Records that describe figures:
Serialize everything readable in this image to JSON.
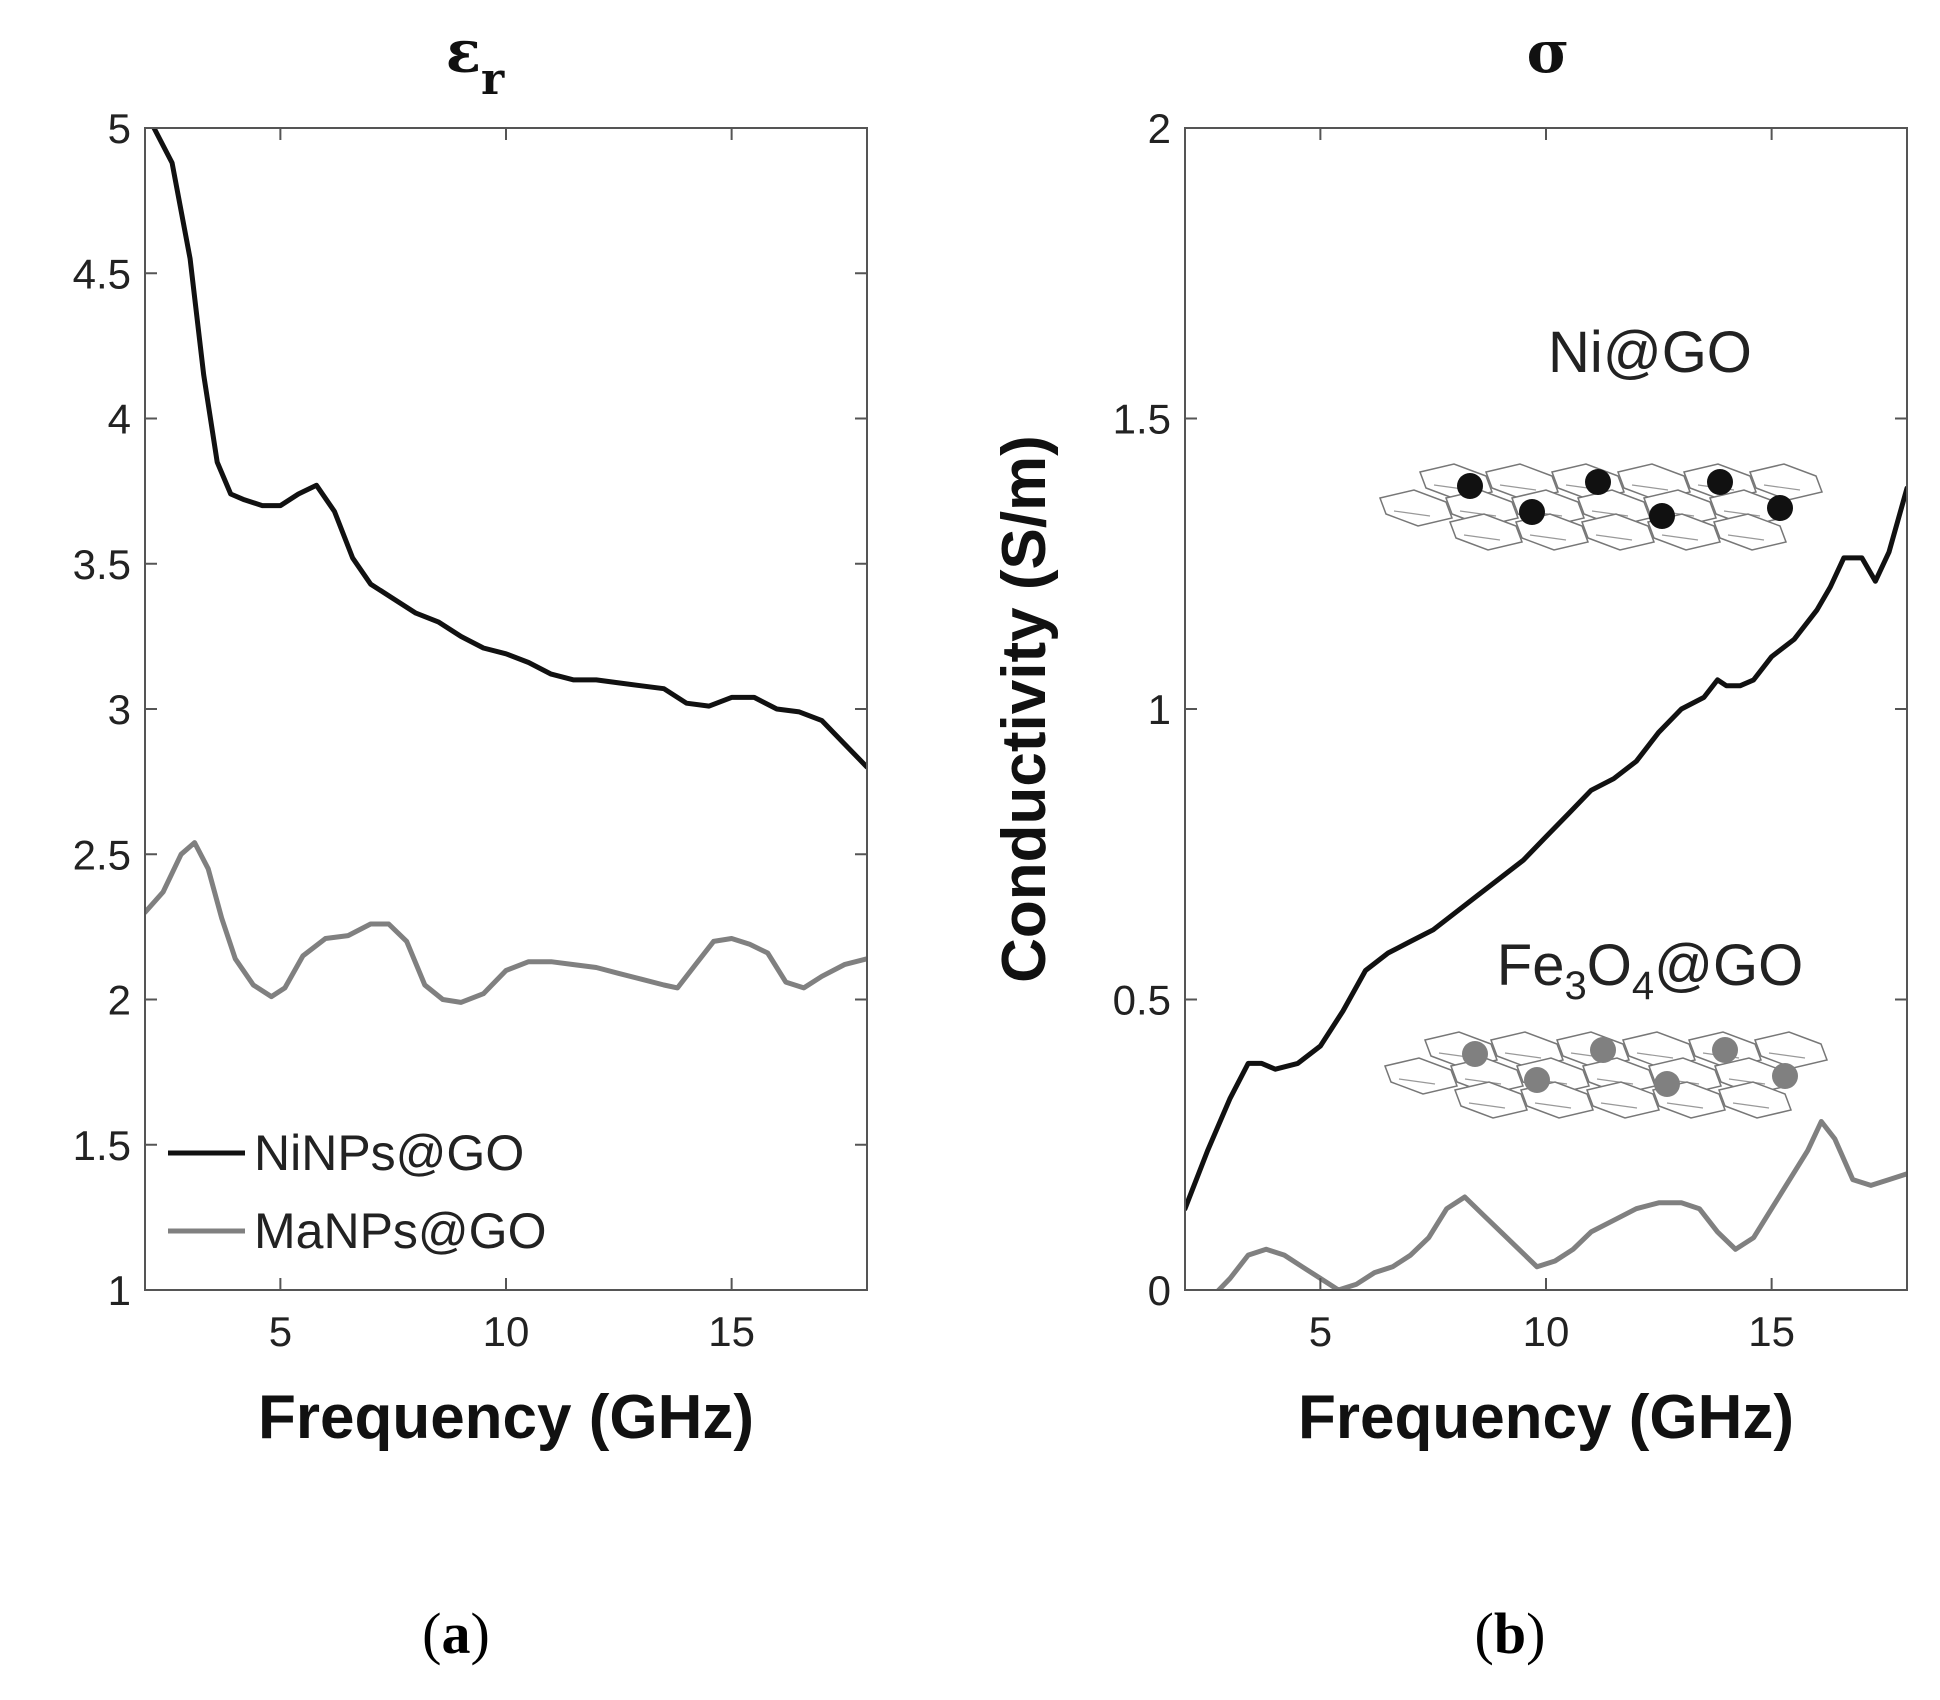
{
  "chart_data": [
    {
      "type": "line",
      "panel": "(a)",
      "panel_label_open": "(",
      "panel_label_letter": "a",
      "panel_label_close": ")",
      "title": "ε",
      "title_sub": "r",
      "xlabel": "Frequency (GHz)",
      "ylabel": "",
      "xlim": [
        2,
        18
      ],
      "ylim": [
        1,
        5
      ],
      "xticks": [
        5,
        10,
        15
      ],
      "xtick_labels": [
        "5",
        "10",
        "15"
      ],
      "yticks": [
        1,
        1.5,
        2,
        2.5,
        3,
        3.5,
        4,
        4.5,
        5
      ],
      "ytick_labels": [
        "1",
        "1.5",
        "2",
        "2.5",
        "3",
        "3.5",
        "4",
        "4.5",
        "5"
      ],
      "legend_position": "lower-left",
      "series": [
        {
          "name": "NiNPs@GO",
          "color": "#111111",
          "x": [
            2.2,
            2.6,
            3.0,
            3.3,
            3.6,
            3.9,
            4.2,
            4.6,
            5.0,
            5.4,
            5.8,
            6.2,
            6.6,
            7.0,
            7.5,
            8.0,
            8.5,
            9.0,
            9.5,
            10.0,
            10.5,
            11.0,
            11.5,
            12.0,
            12.5,
            13.0,
            13.5,
            14.0,
            14.5,
            15.0,
            15.5,
            16.0,
            16.5,
            17.0,
            17.5,
            18.0
          ],
          "values": [
            5.0,
            4.88,
            4.55,
            4.15,
            3.85,
            3.74,
            3.72,
            3.7,
            3.7,
            3.74,
            3.77,
            3.68,
            3.52,
            3.43,
            3.38,
            3.33,
            3.3,
            3.25,
            3.21,
            3.19,
            3.16,
            3.12,
            3.1,
            3.1,
            3.09,
            3.08,
            3.07,
            3.02,
            3.01,
            3.04,
            3.04,
            3.0,
            2.99,
            2.96,
            2.88,
            2.8
          ]
        },
        {
          "name": "MaNPs@GO",
          "color": "#808080",
          "x": [
            2.0,
            2.4,
            2.8,
            3.1,
            3.4,
            3.7,
            4.0,
            4.4,
            4.8,
            5.1,
            5.5,
            6.0,
            6.5,
            7.0,
            7.4,
            7.8,
            8.2,
            8.6,
            9.0,
            9.5,
            10.0,
            10.5,
            11.0,
            11.5,
            12.0,
            12.5,
            13.0,
            13.5,
            13.8,
            14.2,
            14.6,
            15.0,
            15.4,
            15.8,
            16.2,
            16.6,
            17.0,
            17.5,
            18.0
          ],
          "values": [
            2.3,
            2.37,
            2.5,
            2.54,
            2.45,
            2.28,
            2.14,
            2.05,
            2.01,
            2.04,
            2.15,
            2.21,
            2.22,
            2.26,
            2.26,
            2.2,
            2.05,
            2.0,
            1.99,
            2.02,
            2.1,
            2.13,
            2.13,
            2.12,
            2.11,
            2.09,
            2.07,
            2.05,
            2.04,
            2.12,
            2.2,
            2.21,
            2.19,
            2.16,
            2.06,
            2.04,
            2.08,
            2.12,
            2.14
          ]
        }
      ]
    },
    {
      "type": "line",
      "panel": "(b)",
      "panel_label_open": "(",
      "panel_label_letter": "b",
      "panel_label_close": ")",
      "title": "σ",
      "xlabel": "Frequency (GHz)",
      "ylabel": "Conductivity (S/m)",
      "xlim": [
        2,
        18
      ],
      "ylim": [
        0,
        2
      ],
      "xticks": [
        5,
        10,
        15
      ],
      "xtick_labels": [
        "5",
        "10",
        "15"
      ],
      "yticks": [
        0,
        0.5,
        1,
        1.5,
        2
      ],
      "ytick_labels": [
        "0",
        "0.5",
        "1",
        "1.5",
        "2"
      ],
      "annotations": [
        {
          "text": "Ni@GO",
          "x": 13.6,
          "y": 1.61,
          "color": "#111111"
        },
        {
          "text_parts": [
            "Fe",
            "3",
            "O",
            "4",
            "@GO"
          ],
          "x": 13.6,
          "y": 0.54,
          "color": "#808080"
        }
      ],
      "series": [
        {
          "name": "Ni@GO",
          "color": "#111111",
          "x": [
            2.0,
            2.5,
            3.0,
            3.4,
            3.7,
            4.0,
            4.5,
            5.0,
            5.5,
            6.0,
            6.5,
            7.0,
            7.5,
            8.0,
            8.5,
            9.0,
            9.5,
            10.0,
            10.5,
            11.0,
            11.5,
            12.0,
            12.5,
            13.0,
            13.5,
            13.8,
            14.0,
            14.3,
            14.6,
            15.0,
            15.5,
            16.0,
            16.3,
            16.6,
            17.0,
            17.3,
            17.6,
            18.0
          ],
          "values": [
            0.14,
            0.24,
            0.33,
            0.39,
            0.39,
            0.38,
            0.39,
            0.42,
            0.48,
            0.55,
            0.58,
            0.6,
            0.62,
            0.65,
            0.68,
            0.71,
            0.74,
            0.78,
            0.82,
            0.86,
            0.88,
            0.91,
            0.96,
            1.0,
            1.02,
            1.05,
            1.04,
            1.04,
            1.05,
            1.09,
            1.12,
            1.17,
            1.21,
            1.26,
            1.26,
            1.22,
            1.27,
            1.38
          ]
        },
        {
          "name": "Fe3O4@GO",
          "color": "#808080",
          "x": [
            2.5,
            3.0,
            3.4,
            3.8,
            4.2,
            4.6,
            5.0,
            5.4,
            5.8,
            6.2,
            6.6,
            7.0,
            7.4,
            7.8,
            8.2,
            8.6,
            9.0,
            9.4,
            9.8,
            10.2,
            10.6,
            11.0,
            11.5,
            12.0,
            12.5,
            13.0,
            13.4,
            13.8,
            14.2,
            14.6,
            15.0,
            15.4,
            15.8,
            16.1,
            16.4,
            16.8,
            17.2,
            17.6,
            18.0
          ],
          "values": [
            -0.02,
            0.02,
            0.06,
            0.07,
            0.06,
            0.04,
            0.02,
            0.0,
            0.01,
            0.03,
            0.04,
            0.06,
            0.09,
            0.14,
            0.16,
            0.13,
            0.1,
            0.07,
            0.04,
            0.05,
            0.07,
            0.1,
            0.12,
            0.14,
            0.15,
            0.15,
            0.14,
            0.1,
            0.07,
            0.09,
            0.14,
            0.19,
            0.24,
            0.29,
            0.26,
            0.19,
            0.18,
            0.19,
            0.2
          ]
        }
      ]
    }
  ]
}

_What is needed_.
Copy out all of the data word for word. Do not carry over any picture.

_Complete answer_.
Serialize everything readable in this image to JSON.
{
  "chart_data": [
    {
      "type": "line",
      "panel": "(a)",
      "panel_label_open": "(",
      "panel_label_letter": "a",
      "panel_label_close": ")",
      "title": "ε",
      "title_sub": "r",
      "xlabel": "Frequency (GHz)",
      "ylabel": "",
      "xlim": [
        2,
        18
      ],
      "ylim": [
        1,
        5
      ],
      "xticks": [
        5,
        10,
        15
      ],
      "xtick_labels": [
        "5",
        "10",
        "15"
      ],
      "yticks": [
        1,
        1.5,
        2,
        2.5,
        3,
        3.5,
        4,
        4.5,
        5
      ],
      "ytick_labels": [
        "1",
        "1.5",
        "2",
        "2.5",
        "3",
        "3.5",
        "4",
        "4.5",
        "5"
      ],
      "legend_position": "lower-left",
      "series": [
        {
          "name": "NiNPs@GO",
          "color": "#111111",
          "x": [
            2.2,
            2.6,
            3.0,
            3.3,
            3.6,
            3.9,
            4.2,
            4.6,
            5.0,
            5.4,
            5.8,
            6.2,
            6.6,
            7.0,
            7.5,
            8.0,
            8.5,
            9.0,
            9.5,
            10.0,
            10.5,
            11.0,
            11.5,
            12.0,
            12.5,
            13.0,
            13.5,
            14.0,
            14.5,
            15.0,
            15.5,
            16.0,
            16.5,
            17.0,
            17.5,
            18.0
          ],
          "values": [
            5.0,
            4.88,
            4.55,
            4.15,
            3.85,
            3.74,
            3.72,
            3.7,
            3.7,
            3.74,
            3.77,
            3.68,
            3.52,
            3.43,
            3.38,
            3.33,
            3.3,
            3.25,
            3.21,
            3.19,
            3.16,
            3.12,
            3.1,
            3.1,
            3.09,
            3.08,
            3.07,
            3.02,
            3.01,
            3.04,
            3.04,
            3.0,
            2.99,
            2.96,
            2.88,
            2.8
          ]
        },
        {
          "name": "MaNPs@GO",
          "color": "#808080",
          "x": [
            2.0,
            2.4,
            2.8,
            3.1,
            3.4,
            3.7,
            4.0,
            4.4,
            4.8,
            5.1,
            5.5,
            6.0,
            6.5,
            7.0,
            7.4,
            7.8,
            8.2,
            8.6,
            9.0,
            9.5,
            10.0,
            10.5,
            11.0,
            11.5,
            12.0,
            12.5,
            13.0,
            13.5,
            13.8,
            14.2,
            14.6,
            15.0,
            15.4,
            15.8,
            16.2,
            16.6,
            17.0,
            17.5,
            18.0
          ],
          "values": [
            2.3,
            2.37,
            2.5,
            2.54,
            2.45,
            2.28,
            2.14,
            2.05,
            2.01,
            2.04,
            2.15,
            2.21,
            2.22,
            2.26,
            2.26,
            2.2,
            2.05,
            2.0,
            1.99,
            2.02,
            2.1,
            2.13,
            2.13,
            2.12,
            2.11,
            2.09,
            2.07,
            2.05,
            2.04,
            2.12,
            2.2,
            2.21,
            2.19,
            2.16,
            2.06,
            2.04,
            2.08,
            2.12,
            2.14
          ]
        }
      ]
    },
    {
      "type": "line",
      "panel": "(b)",
      "panel_label_open": "(",
      "panel_label_letter": "b",
      "panel_label_close": ")",
      "title": "σ",
      "xlabel": "Frequency (GHz)",
      "ylabel": "Conductivity (S/m)",
      "xlim": [
        2,
        18
      ],
      "ylim": [
        0,
        2
      ],
      "xticks": [
        5,
        10,
        15
      ],
      "xtick_labels": [
        "5",
        "10",
        "15"
      ],
      "yticks": [
        0,
        0.5,
        1,
        1.5,
        2
      ],
      "ytick_labels": [
        "0",
        "0.5",
        "1",
        "1.5",
        "2"
      ],
      "annotations": [
        {
          "text": "Ni@GO",
          "x": 13.6,
          "y": 1.61,
          "color": "#111111"
        },
        {
          "text_parts": [
            "Fe",
            "3",
            "O",
            "4",
            "@GO"
          ],
          "x": 13.6,
          "y": 0.54,
          "color": "#808080"
        }
      ],
      "series": [
        {
          "name": "Ni@GO",
          "color": "#111111",
          "x": [
            2.0,
            2.5,
            3.0,
            3.4,
            3.7,
            4.0,
            4.5,
            5.0,
            5.5,
            6.0,
            6.5,
            7.0,
            7.5,
            8.0,
            8.5,
            9.0,
            9.5,
            10.0,
            10.5,
            11.0,
            11.5,
            12.0,
            12.5,
            13.0,
            13.5,
            13.8,
            14.0,
            14.3,
            14.6,
            15.0,
            15.5,
            16.0,
            16.3,
            16.6,
            17.0,
            17.3,
            17.6,
            18.0
          ],
          "values": [
            0.14,
            0.24,
            0.33,
            0.39,
            0.39,
            0.38,
            0.39,
            0.42,
            0.48,
            0.55,
            0.58,
            0.6,
            0.62,
            0.65,
            0.68,
            0.71,
            0.74,
            0.78,
            0.82,
            0.86,
            0.88,
            0.91,
            0.96,
            1.0,
            1.02,
            1.05,
            1.04,
            1.04,
            1.05,
            1.09,
            1.12,
            1.17,
            1.21,
            1.26,
            1.26,
            1.22,
            1.27,
            1.38
          ]
        },
        {
          "name": "Fe3O4@GO",
          "color": "#808080",
          "x": [
            2.5,
            3.0,
            3.4,
            3.8,
            4.2,
            4.6,
            5.0,
            5.4,
            5.8,
            6.2,
            6.6,
            7.0,
            7.4,
            7.8,
            8.2,
            8.6,
            9.0,
            9.4,
            9.8,
            10.2,
            10.6,
            11.0,
            11.5,
            12.0,
            12.5,
            13.0,
            13.4,
            13.8,
            14.2,
            14.6,
            15.0,
            15.4,
            15.8,
            16.1,
            16.4,
            16.8,
            17.2,
            17.6,
            18.0
          ],
          "values": [
            -0.02,
            0.02,
            0.06,
            0.07,
            0.06,
            0.04,
            0.02,
            0.0,
            0.01,
            0.03,
            0.04,
            0.06,
            0.09,
            0.14,
            0.16,
            0.13,
            0.1,
            0.07,
            0.04,
            0.05,
            0.07,
            0.1,
            0.12,
            0.14,
            0.15,
            0.15,
            0.14,
            0.1,
            0.07,
            0.09,
            0.14,
            0.19,
            0.24,
            0.29,
            0.26,
            0.19,
            0.18,
            0.19,
            0.2
          ]
        }
      ]
    }
  ]
}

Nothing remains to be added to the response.